> _Problem description_
Restate all the material verbatim, except for the pictures.

____ The records

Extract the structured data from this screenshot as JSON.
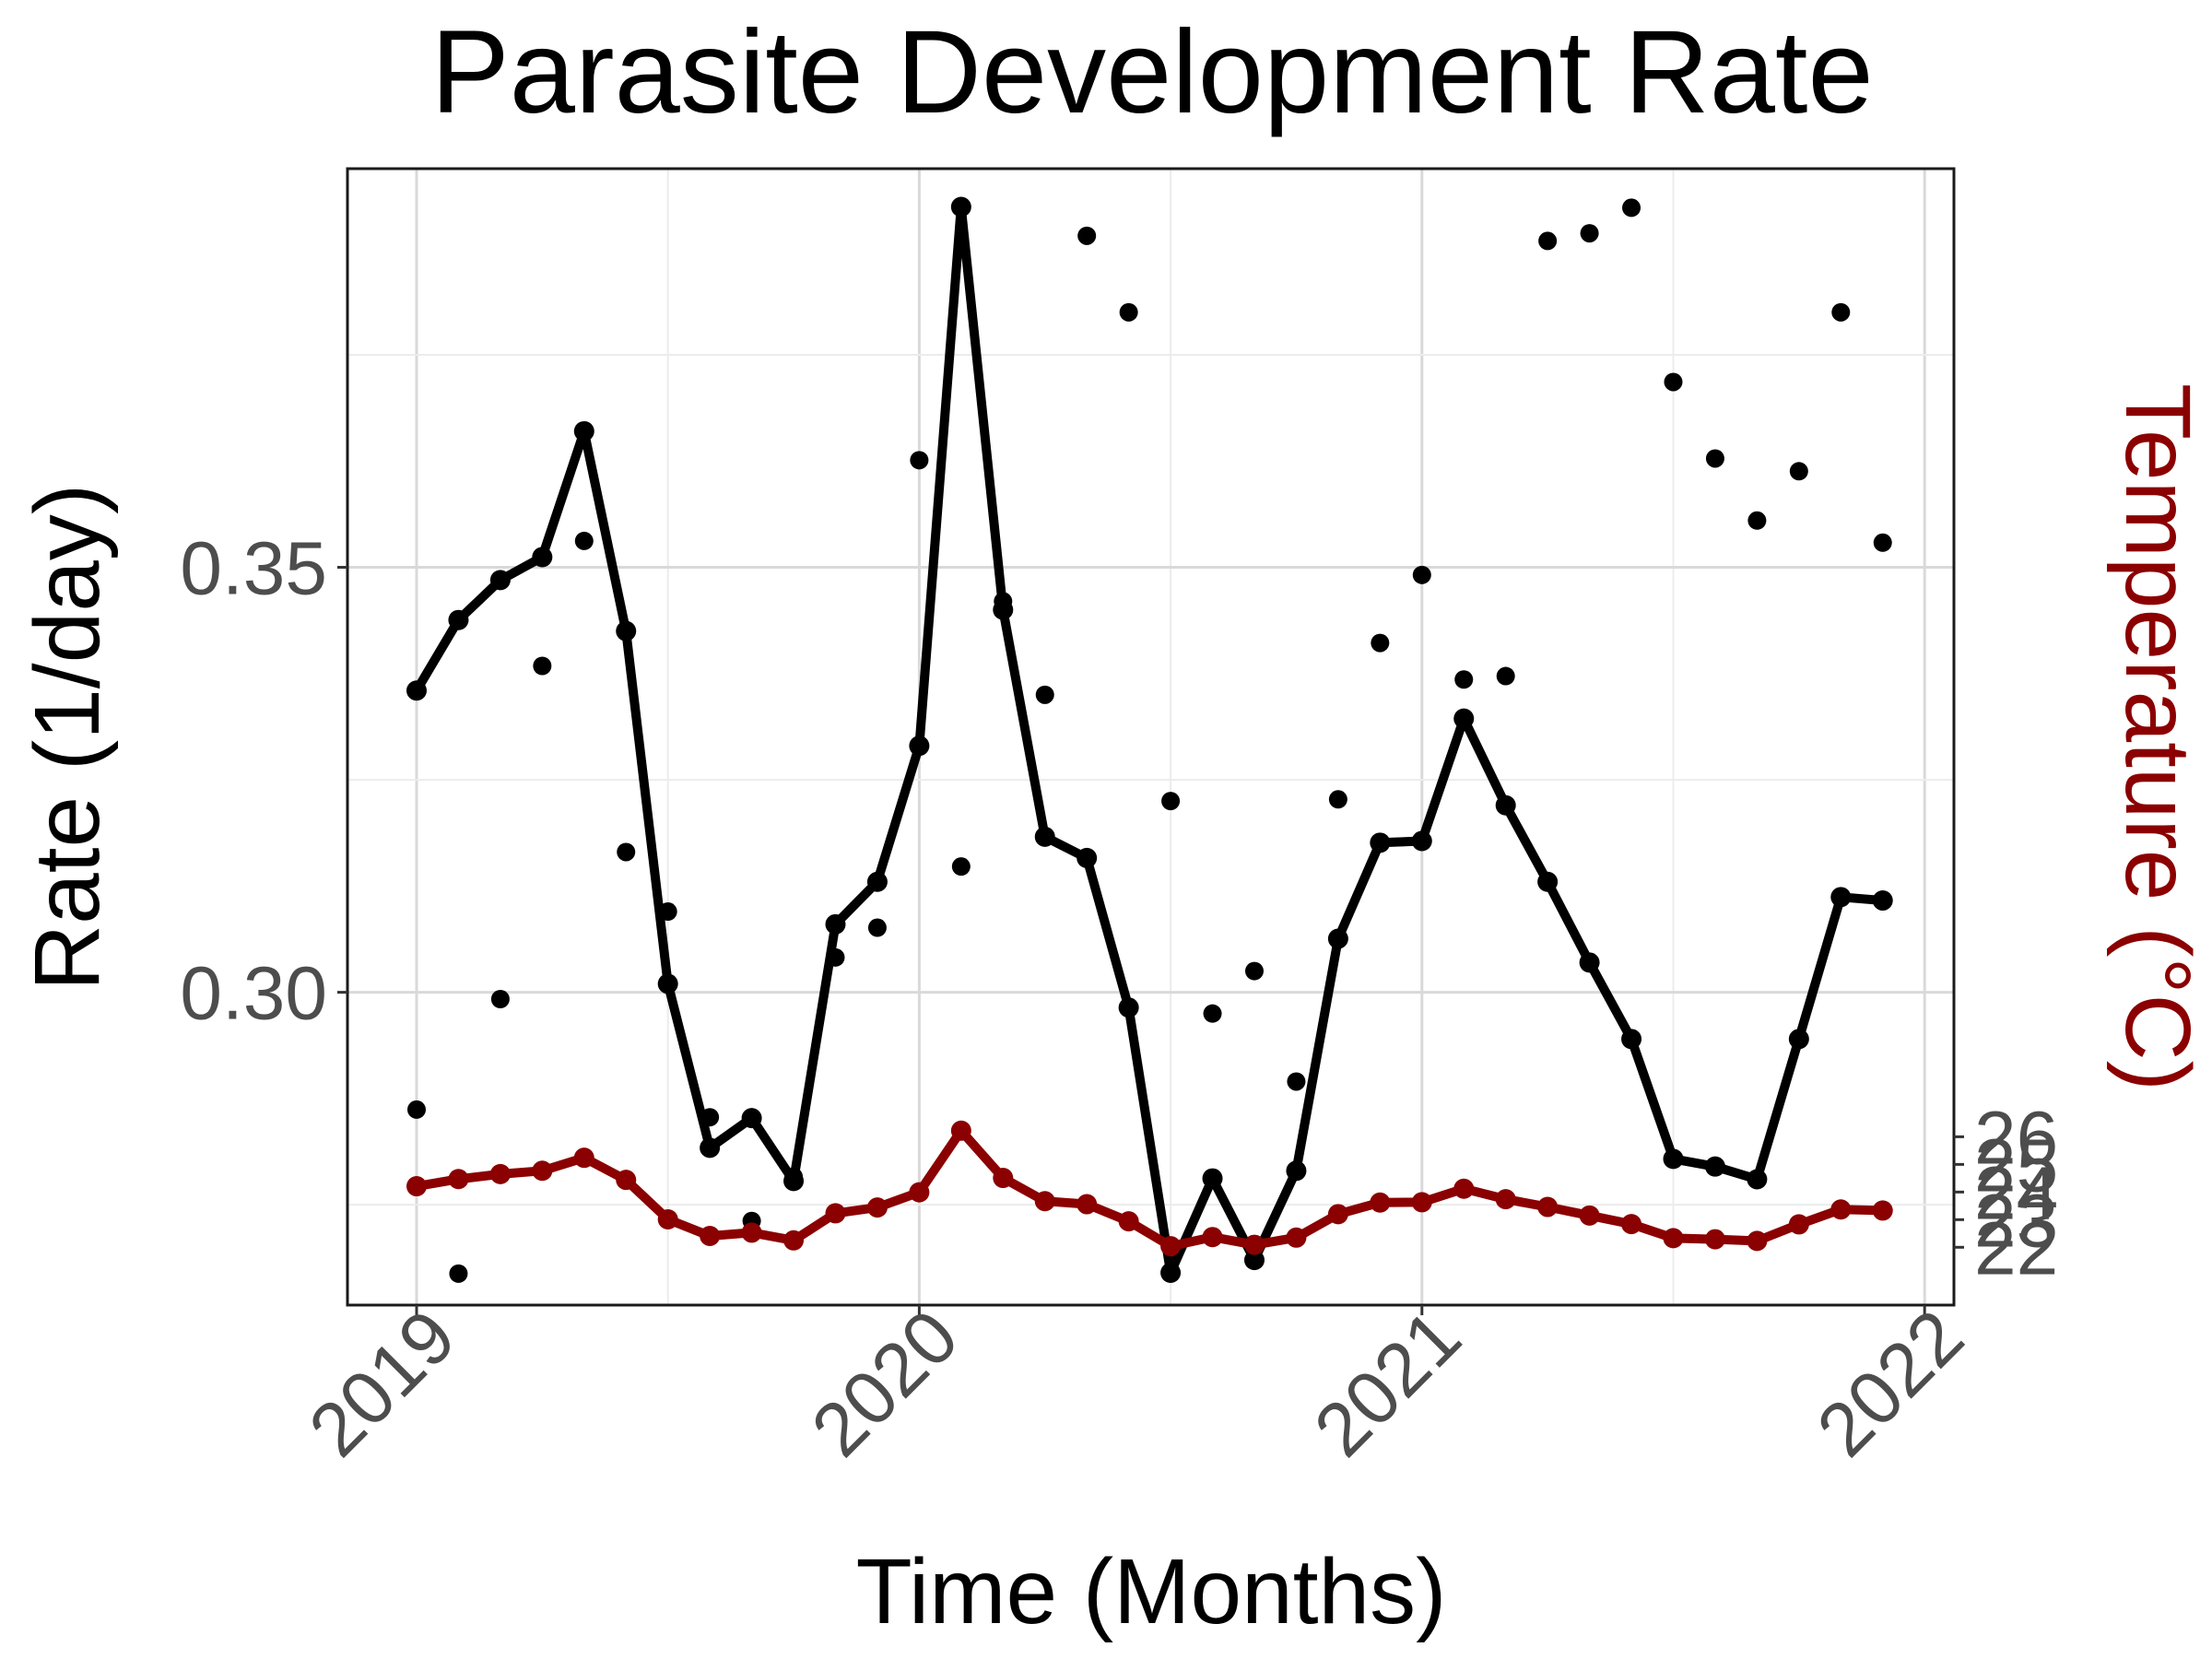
{
  "chart_data": {
    "type": "line",
    "title": "Parasite Development Rate",
    "xlabel": "Time (Months)",
    "ylabel": "Rate (1/day)",
    "y2label": "Temperature (°C)",
    "x_ticks": [
      {
        "value": 0,
        "label": "2019"
      },
      {
        "value": 12,
        "label": "2020"
      },
      {
        "value": 24,
        "label": "2021"
      },
      {
        "value": 36,
        "label": "2022"
      }
    ],
    "xlim": [
      -1.65,
      36.7
    ],
    "ylim": [
      0.2632,
      0.3969
    ],
    "y_ticks": [
      {
        "value": 0.3,
        "label": "0.30"
      },
      {
        "value": 0.35,
        "label": "0.35"
      }
    ],
    "y_minor": [
      0.275,
      0.325,
      0.375
    ],
    "y2_ticks": [
      {
        "value": 22,
        "label": "22"
      },
      {
        "value": 23,
        "label": "23"
      },
      {
        "value": 24,
        "label": "24"
      },
      {
        "value": 25,
        "label": "25"
      },
      {
        "value": 26,
        "label": "26"
      }
    ],
    "y2_to_rate": {
      "intercept": 0.1985,
      "slope": 0.00325
    },
    "colors": {
      "rate": "#000000",
      "temperature": "#8b0000",
      "points": "#000000"
    },
    "series": [
      {
        "name": "Rate",
        "axis": "left",
        "kind": "line",
        "x": [
          0,
          1,
          2,
          3,
          4,
          5,
          6,
          7,
          8,
          9,
          10,
          11,
          12,
          13,
          14,
          15,
          16,
          17,
          18,
          19,
          20,
          21,
          22,
          23,
          24,
          25,
          26,
          27,
          28,
          29,
          30,
          31,
          32,
          33,
          34,
          35
        ],
        "values": [
          0.3355,
          0.3438,
          0.3485,
          0.3512,
          0.366,
          0.3425,
          0.301,
          0.2817,
          0.2852,
          0.2778,
          0.308,
          0.313,
          0.329,
          0.3924,
          0.345,
          0.3183,
          0.3158,
          0.2982,
          0.267,
          0.2781,
          0.2685,
          0.279,
          0.3063,
          0.3176,
          0.3178,
          0.3322,
          0.322,
          0.313,
          0.3035,
          0.2945,
          0.2804,
          0.2795,
          0.278,
          0.2945,
          0.3112,
          0.3108
        ]
      },
      {
        "name": "Temperature",
        "axis": "right",
        "kind": "line",
        "x": [
          0,
          1,
          2,
          3,
          4,
          5,
          6,
          7,
          8,
          9,
          10,
          11,
          12,
          13,
          14,
          15,
          16,
          17,
          18,
          19,
          20,
          21,
          22,
          23,
          24,
          25,
          26,
          27,
          28,
          29,
          30,
          31,
          32,
          33,
          34,
          35
        ],
        "values": [
          24.21,
          24.47,
          24.65,
          24.77,
          25.24,
          24.44,
          23.01,
          22.41,
          22.53,
          22.25,
          23.23,
          23.44,
          23.99,
          26.22,
          24.51,
          23.67,
          23.56,
          22.94,
          22.04,
          22.37,
          22.09,
          22.35,
          23.2,
          23.62,
          23.63,
          24.12,
          23.74,
          23.46,
          23.15,
          22.84,
          22.33,
          22.29,
          22.23,
          22.83,
          23.37,
          23.33
        ]
      },
      {
        "name": "Observed rate",
        "axis": "left",
        "kind": "scatter",
        "x": [
          0,
          1,
          2,
          3,
          4,
          5,
          6,
          7,
          8,
          9,
          10,
          11,
          12,
          13,
          14,
          15,
          16,
          17,
          18,
          19,
          20,
          21,
          22,
          23,
          24,
          25,
          26,
          27,
          28,
          29,
          30,
          31,
          32,
          33,
          34,
          35
        ],
        "values": [
          0.2862,
          0.2669,
          0.2992,
          0.3384,
          0.3531,
          0.3165,
          0.3095,
          0.2853,
          0.2731,
          0.2783,
          0.3041,
          0.3076,
          0.3626,
          0.3148,
          0.346,
          0.335,
          0.389,
          0.38,
          0.3225,
          0.2975,
          0.3025,
          0.2895,
          0.3227,
          0.3411,
          0.3491,
          0.3368,
          0.3372,
          0.3884,
          0.3893,
          0.3923,
          0.3718,
          0.3628,
          0.3555,
          0.3613,
          0.38,
          0.3529
        ]
      }
    ]
  }
}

________

> _Full response_
Extract the structured data from this screenshot as JSON.
{
  "chart_data": {
    "type": "line",
    "title": "Parasite Development Rate",
    "xlabel": "Time (Months)",
    "ylabel": "Rate (1/day)",
    "y2label": "Temperature (°C)",
    "x_ticks": [
      {
        "value": 0,
        "label": "2019"
      },
      {
        "value": 12,
        "label": "2020"
      },
      {
        "value": 24,
        "label": "2021"
      },
      {
        "value": 36,
        "label": "2022"
      }
    ],
    "xlim": [
      -1.65,
      36.7
    ],
    "ylim": [
      0.2632,
      0.3969
    ],
    "y_ticks": [
      {
        "value": 0.3,
        "label": "0.30"
      },
      {
        "value": 0.35,
        "label": "0.35"
      }
    ],
    "y_minor": [
      0.275,
      0.325,
      0.375
    ],
    "y2_ticks": [
      {
        "value": 22,
        "label": "22"
      },
      {
        "value": 23,
        "label": "23"
      },
      {
        "value": 24,
        "label": "24"
      },
      {
        "value": 25,
        "label": "25"
      },
      {
        "value": 26,
        "label": "26"
      }
    ],
    "y2_to_rate": {
      "intercept": 0.1985,
      "slope": 0.00325
    },
    "colors": {
      "rate": "#000000",
      "temperature": "#8b0000",
      "points": "#000000"
    },
    "series": [
      {
        "name": "Rate",
        "axis": "left",
        "kind": "line",
        "x": [
          0,
          1,
          2,
          3,
          4,
          5,
          6,
          7,
          8,
          9,
          10,
          11,
          12,
          13,
          14,
          15,
          16,
          17,
          18,
          19,
          20,
          21,
          22,
          23,
          24,
          25,
          26,
          27,
          28,
          29,
          30,
          31,
          32,
          33,
          34,
          35
        ],
        "values": [
          0.3355,
          0.3438,
          0.3485,
          0.3512,
          0.366,
          0.3425,
          0.301,
          0.2817,
          0.2852,
          0.2778,
          0.308,
          0.313,
          0.329,
          0.3924,
          0.345,
          0.3183,
          0.3158,
          0.2982,
          0.267,
          0.2781,
          0.2685,
          0.279,
          0.3063,
          0.3176,
          0.3178,
          0.3322,
          0.322,
          0.313,
          0.3035,
          0.2945,
          0.2804,
          0.2795,
          0.278,
          0.2945,
          0.3112,
          0.3108
        ]
      },
      {
        "name": "Temperature",
        "axis": "right",
        "kind": "line",
        "x": [
          0,
          1,
          2,
          3,
          4,
          5,
          6,
          7,
          8,
          9,
          10,
          11,
          12,
          13,
          14,
          15,
          16,
          17,
          18,
          19,
          20,
          21,
          22,
          23,
          24,
          25,
          26,
          27,
          28,
          29,
          30,
          31,
          32,
          33,
          34,
          35
        ],
        "values": [
          24.21,
          24.47,
          24.65,
          24.77,
          25.24,
          24.44,
          23.01,
          22.41,
          22.53,
          22.25,
          23.23,
          23.44,
          23.99,
          26.22,
          24.51,
          23.67,
          23.56,
          22.94,
          22.04,
          22.37,
          22.09,
          22.35,
          23.2,
          23.62,
          23.63,
          24.12,
          23.74,
          23.46,
          23.15,
          22.84,
          22.33,
          22.29,
          22.23,
          22.83,
          23.37,
          23.33
        ]
      },
      {
        "name": "Observed rate",
        "axis": "left",
        "kind": "scatter",
        "x": [
          0,
          1,
          2,
          3,
          4,
          5,
          6,
          7,
          8,
          9,
          10,
          11,
          12,
          13,
          14,
          15,
          16,
          17,
          18,
          19,
          20,
          21,
          22,
          23,
          24,
          25,
          26,
          27,
          28,
          29,
          30,
          31,
          32,
          33,
          34,
          35
        ],
        "values": [
          0.2862,
          0.2669,
          0.2992,
          0.3384,
          0.3531,
          0.3165,
          0.3095,
          0.2853,
          0.2731,
          0.2783,
          0.3041,
          0.3076,
          0.3626,
          0.3148,
          0.346,
          0.335,
          0.389,
          0.38,
          0.3225,
          0.2975,
          0.3025,
          0.2895,
          0.3227,
          0.3411,
          0.3491,
          0.3368,
          0.3372,
          0.3884,
          0.3893,
          0.3923,
          0.3718,
          0.3628,
          0.3555,
          0.3613,
          0.38,
          0.3529
        ]
      }
    ]
  }
}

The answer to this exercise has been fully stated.